Every line that includes the word "screenshot" is to be listed.

### The records:
* BEGIN *

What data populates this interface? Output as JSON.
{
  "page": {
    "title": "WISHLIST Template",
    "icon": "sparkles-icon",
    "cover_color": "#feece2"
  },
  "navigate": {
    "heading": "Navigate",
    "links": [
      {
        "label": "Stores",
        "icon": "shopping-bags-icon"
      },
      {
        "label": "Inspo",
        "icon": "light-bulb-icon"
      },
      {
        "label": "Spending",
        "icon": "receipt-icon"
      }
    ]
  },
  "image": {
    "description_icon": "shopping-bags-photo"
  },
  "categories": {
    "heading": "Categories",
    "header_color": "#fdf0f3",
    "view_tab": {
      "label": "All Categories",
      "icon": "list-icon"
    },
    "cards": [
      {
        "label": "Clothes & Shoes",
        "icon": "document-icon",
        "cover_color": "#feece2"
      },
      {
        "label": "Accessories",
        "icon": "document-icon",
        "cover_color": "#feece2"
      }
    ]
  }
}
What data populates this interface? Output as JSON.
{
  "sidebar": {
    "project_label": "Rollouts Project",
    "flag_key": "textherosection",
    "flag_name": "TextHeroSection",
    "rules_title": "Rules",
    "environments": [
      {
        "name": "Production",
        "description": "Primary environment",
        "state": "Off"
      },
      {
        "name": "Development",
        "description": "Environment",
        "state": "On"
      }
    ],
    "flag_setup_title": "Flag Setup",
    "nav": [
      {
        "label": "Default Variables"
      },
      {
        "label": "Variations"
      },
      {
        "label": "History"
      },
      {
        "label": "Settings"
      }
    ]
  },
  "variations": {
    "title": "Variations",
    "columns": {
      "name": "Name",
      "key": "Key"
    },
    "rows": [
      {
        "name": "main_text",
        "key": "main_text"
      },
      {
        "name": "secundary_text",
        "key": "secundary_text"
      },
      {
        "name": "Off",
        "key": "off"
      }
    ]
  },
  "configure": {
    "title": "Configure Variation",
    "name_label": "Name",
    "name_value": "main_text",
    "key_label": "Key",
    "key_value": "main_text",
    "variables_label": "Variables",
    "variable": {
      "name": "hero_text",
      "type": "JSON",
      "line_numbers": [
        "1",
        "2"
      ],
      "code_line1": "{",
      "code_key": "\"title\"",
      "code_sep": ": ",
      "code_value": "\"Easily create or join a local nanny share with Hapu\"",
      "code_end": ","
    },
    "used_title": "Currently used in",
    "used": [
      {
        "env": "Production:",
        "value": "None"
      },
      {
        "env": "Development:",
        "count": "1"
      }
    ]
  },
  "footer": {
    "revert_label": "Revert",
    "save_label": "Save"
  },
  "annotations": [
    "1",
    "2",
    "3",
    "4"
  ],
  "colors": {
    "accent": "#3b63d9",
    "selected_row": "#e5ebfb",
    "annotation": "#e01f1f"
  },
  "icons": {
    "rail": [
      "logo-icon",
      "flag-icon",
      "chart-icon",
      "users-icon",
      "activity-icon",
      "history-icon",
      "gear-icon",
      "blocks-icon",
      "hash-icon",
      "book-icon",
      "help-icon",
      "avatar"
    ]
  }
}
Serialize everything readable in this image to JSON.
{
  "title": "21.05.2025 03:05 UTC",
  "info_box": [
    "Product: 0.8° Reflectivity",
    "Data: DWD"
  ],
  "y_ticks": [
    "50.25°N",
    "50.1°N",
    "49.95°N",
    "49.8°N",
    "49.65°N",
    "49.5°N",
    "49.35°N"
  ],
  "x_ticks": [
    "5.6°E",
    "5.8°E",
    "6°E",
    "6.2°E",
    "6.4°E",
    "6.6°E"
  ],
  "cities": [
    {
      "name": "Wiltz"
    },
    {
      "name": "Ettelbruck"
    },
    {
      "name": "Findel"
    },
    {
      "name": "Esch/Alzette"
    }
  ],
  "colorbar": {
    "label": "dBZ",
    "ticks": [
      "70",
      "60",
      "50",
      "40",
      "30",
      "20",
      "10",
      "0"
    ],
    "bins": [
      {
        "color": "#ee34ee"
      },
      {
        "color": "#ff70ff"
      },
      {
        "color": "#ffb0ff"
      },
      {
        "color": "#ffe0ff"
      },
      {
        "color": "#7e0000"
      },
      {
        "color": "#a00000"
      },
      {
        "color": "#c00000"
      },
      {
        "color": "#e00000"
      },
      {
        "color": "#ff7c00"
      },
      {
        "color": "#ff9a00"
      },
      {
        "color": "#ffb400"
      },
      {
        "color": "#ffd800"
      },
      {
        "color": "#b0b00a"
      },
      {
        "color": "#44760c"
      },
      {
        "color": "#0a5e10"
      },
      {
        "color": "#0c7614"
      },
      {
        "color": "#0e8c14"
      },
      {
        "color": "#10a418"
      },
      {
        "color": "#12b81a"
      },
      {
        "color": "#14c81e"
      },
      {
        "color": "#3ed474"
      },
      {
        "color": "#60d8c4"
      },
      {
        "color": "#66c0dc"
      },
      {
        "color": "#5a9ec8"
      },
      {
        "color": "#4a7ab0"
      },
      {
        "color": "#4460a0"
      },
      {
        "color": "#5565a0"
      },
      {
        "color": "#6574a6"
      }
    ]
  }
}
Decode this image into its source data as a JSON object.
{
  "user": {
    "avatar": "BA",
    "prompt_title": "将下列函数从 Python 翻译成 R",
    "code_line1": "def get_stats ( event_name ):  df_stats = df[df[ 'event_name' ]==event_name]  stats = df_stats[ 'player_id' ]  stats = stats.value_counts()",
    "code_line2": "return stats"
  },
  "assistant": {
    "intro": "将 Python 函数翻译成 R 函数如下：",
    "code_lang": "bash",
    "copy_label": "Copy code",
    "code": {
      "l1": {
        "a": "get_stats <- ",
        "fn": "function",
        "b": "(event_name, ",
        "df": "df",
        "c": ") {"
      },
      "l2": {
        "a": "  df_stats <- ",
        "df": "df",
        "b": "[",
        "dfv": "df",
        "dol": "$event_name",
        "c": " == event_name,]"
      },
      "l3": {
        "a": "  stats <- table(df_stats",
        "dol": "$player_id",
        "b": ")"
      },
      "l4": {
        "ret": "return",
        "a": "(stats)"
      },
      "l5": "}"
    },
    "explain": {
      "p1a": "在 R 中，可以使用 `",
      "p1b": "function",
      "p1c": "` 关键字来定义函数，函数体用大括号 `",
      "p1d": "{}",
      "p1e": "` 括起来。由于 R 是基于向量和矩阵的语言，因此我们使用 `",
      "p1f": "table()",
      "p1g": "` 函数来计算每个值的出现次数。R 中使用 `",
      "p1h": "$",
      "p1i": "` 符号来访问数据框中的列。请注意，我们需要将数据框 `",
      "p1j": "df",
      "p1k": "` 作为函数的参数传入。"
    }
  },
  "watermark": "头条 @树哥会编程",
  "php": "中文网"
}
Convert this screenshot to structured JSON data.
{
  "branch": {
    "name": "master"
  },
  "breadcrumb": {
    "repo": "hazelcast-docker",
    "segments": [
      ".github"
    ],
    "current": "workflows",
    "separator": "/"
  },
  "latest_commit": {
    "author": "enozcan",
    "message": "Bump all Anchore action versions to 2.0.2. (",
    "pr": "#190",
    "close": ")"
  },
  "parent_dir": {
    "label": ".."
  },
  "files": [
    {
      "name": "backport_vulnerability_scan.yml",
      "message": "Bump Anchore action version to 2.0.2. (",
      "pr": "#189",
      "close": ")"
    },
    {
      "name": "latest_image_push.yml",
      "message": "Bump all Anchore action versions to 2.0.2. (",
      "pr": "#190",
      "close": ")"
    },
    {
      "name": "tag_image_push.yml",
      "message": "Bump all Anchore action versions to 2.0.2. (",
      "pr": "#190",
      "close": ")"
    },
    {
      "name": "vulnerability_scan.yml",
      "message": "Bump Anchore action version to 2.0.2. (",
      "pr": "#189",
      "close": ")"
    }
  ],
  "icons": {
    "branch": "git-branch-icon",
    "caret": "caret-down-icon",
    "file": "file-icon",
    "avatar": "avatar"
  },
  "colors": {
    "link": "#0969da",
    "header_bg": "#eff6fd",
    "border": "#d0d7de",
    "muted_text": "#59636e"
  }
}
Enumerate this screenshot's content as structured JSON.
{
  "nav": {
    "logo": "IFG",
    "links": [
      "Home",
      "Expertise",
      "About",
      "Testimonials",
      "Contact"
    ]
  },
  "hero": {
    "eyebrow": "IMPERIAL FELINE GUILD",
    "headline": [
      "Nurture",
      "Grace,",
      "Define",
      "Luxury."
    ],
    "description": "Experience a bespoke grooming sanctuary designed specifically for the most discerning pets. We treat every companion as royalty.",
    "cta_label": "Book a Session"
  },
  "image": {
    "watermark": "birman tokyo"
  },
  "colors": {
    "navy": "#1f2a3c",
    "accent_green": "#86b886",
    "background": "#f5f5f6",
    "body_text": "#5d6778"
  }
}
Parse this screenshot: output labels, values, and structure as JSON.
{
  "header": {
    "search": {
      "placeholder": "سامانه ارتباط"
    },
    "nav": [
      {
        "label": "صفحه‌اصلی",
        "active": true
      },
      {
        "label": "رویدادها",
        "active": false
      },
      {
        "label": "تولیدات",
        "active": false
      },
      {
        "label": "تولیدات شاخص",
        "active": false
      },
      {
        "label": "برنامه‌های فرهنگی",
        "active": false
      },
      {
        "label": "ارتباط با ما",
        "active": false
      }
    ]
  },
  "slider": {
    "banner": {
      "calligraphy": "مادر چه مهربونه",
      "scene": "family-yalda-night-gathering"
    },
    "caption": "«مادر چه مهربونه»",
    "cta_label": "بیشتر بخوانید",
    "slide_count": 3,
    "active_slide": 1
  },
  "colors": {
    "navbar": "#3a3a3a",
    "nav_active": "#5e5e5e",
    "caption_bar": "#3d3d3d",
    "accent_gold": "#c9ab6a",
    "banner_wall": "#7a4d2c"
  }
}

* END *

### Written response:
Convert this screenshot to structured JSON data.
Enumerate this screenshot's content as structured JSON.
Parse this screenshot: output labels, values, and structure as JSON.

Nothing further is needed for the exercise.